#### [Given request]
Copy every line from the material below that holds "акимата".

#### [Provided records]

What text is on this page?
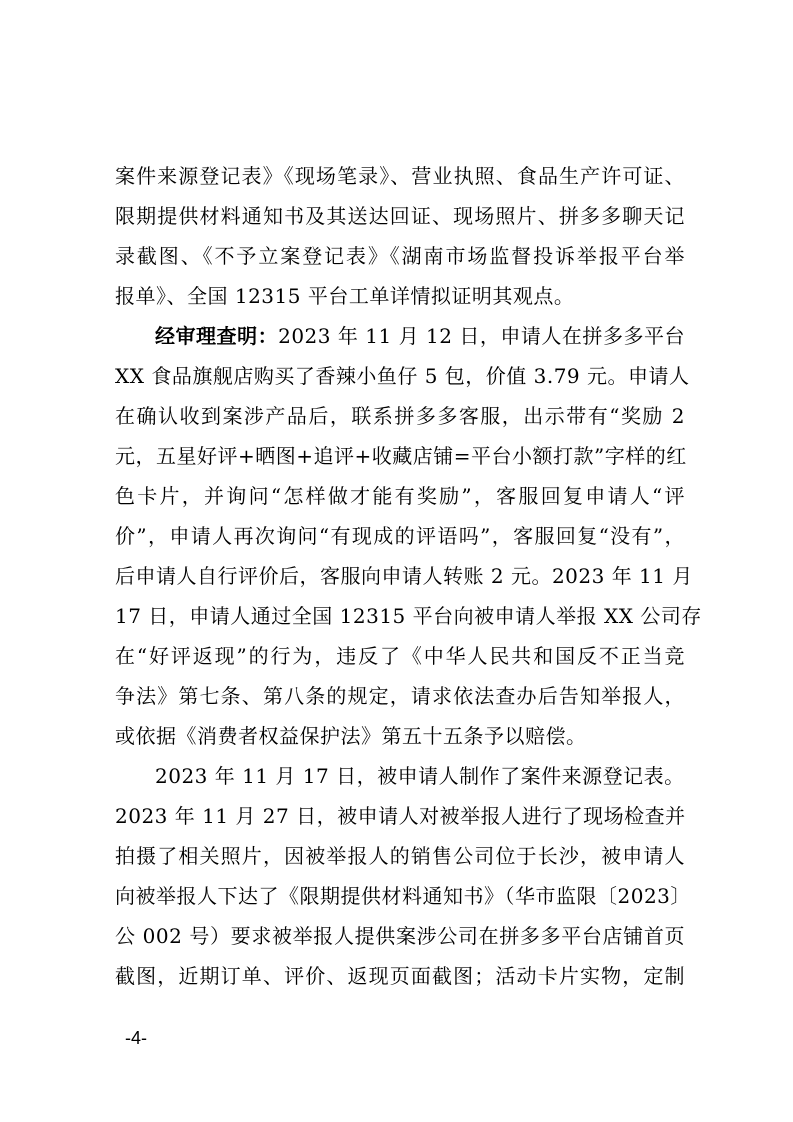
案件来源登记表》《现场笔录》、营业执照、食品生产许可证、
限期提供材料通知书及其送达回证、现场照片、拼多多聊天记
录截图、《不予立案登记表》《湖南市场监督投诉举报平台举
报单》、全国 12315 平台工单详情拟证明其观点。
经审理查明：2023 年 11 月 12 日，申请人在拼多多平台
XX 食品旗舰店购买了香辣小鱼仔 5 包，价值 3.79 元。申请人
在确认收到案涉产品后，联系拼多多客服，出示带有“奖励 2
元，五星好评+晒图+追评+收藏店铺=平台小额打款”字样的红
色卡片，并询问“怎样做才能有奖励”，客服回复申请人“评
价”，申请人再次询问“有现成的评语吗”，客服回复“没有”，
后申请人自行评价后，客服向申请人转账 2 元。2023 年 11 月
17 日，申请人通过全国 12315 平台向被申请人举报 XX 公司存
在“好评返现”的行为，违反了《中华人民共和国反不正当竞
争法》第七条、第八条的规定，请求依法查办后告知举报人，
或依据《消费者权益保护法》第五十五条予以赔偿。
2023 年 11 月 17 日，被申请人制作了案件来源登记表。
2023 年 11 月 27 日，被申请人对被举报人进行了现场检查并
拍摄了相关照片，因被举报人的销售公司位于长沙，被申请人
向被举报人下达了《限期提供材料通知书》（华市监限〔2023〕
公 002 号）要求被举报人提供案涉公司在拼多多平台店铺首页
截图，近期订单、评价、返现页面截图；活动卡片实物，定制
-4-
==
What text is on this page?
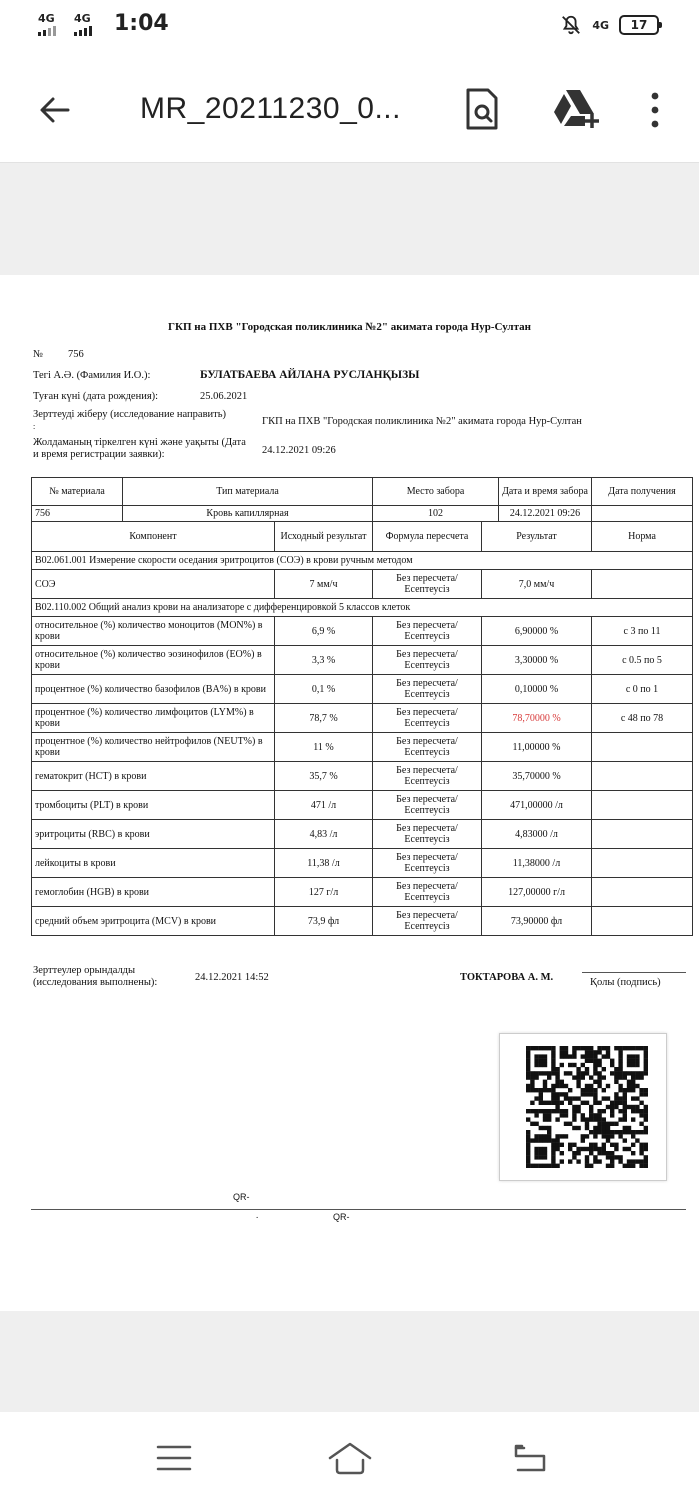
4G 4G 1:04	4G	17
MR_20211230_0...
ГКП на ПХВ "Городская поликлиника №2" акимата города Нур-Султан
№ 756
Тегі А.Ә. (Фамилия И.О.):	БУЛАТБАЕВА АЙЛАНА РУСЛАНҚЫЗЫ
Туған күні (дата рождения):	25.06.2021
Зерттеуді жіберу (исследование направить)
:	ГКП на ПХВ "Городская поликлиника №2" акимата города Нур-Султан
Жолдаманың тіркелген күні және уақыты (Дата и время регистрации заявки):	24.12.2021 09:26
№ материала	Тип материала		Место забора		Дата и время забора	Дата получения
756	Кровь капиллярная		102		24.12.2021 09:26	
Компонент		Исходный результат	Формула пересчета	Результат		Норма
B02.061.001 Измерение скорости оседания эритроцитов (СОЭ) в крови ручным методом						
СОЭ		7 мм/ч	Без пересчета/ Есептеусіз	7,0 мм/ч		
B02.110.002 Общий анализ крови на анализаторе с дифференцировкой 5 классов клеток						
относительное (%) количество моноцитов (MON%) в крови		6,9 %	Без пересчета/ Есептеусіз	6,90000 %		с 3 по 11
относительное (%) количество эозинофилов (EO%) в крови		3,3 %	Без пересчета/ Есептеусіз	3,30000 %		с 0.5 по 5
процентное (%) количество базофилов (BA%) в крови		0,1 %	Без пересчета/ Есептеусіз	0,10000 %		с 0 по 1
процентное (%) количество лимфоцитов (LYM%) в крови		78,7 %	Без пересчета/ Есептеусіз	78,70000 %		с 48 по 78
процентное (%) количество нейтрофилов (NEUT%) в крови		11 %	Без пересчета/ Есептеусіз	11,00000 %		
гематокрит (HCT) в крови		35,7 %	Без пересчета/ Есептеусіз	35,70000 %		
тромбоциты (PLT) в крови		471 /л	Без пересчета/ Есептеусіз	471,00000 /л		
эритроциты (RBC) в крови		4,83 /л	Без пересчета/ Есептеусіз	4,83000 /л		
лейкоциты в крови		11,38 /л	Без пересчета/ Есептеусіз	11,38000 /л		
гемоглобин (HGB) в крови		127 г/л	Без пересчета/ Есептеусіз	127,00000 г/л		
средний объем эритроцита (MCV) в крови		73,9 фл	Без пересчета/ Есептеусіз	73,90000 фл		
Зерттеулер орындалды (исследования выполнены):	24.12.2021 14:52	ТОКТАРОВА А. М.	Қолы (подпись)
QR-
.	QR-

#### [The result]
ГКП на ПХВ "Городская поликлиника №2" акимата города Нур-Султан
:	ГКП на ПХВ "Городская поликлиника №2" акимата города Нур-Султан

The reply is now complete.